— Start of Material for this task —
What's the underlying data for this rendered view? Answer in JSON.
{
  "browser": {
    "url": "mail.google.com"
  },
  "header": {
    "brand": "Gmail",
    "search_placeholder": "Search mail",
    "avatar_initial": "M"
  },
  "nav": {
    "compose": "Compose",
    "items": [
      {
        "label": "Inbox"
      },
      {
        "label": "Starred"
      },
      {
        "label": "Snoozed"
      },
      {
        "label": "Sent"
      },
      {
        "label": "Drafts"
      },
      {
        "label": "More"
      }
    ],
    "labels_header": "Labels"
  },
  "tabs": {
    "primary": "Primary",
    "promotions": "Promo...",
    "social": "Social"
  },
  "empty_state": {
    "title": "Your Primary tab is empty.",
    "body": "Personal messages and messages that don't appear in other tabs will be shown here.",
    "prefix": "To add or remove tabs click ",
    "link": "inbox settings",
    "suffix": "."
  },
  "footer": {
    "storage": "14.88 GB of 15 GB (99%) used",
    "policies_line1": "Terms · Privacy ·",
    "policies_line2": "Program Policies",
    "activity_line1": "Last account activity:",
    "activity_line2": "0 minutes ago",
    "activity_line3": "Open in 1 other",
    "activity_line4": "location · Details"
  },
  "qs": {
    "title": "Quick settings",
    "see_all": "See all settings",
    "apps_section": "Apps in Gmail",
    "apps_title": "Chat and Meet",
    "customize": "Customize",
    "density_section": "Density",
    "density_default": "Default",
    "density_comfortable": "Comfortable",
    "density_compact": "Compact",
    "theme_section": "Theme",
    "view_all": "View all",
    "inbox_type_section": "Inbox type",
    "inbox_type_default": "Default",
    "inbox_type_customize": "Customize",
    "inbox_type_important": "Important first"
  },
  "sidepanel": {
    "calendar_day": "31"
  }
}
— End of Material for this task —
◆ **Exercise task**
From the material above, copy each line that includes the word "settings".

◆ **Correct output**
    "link": "inbox settings",
    "title": "Quick settings",
    "see_all": "See all settings",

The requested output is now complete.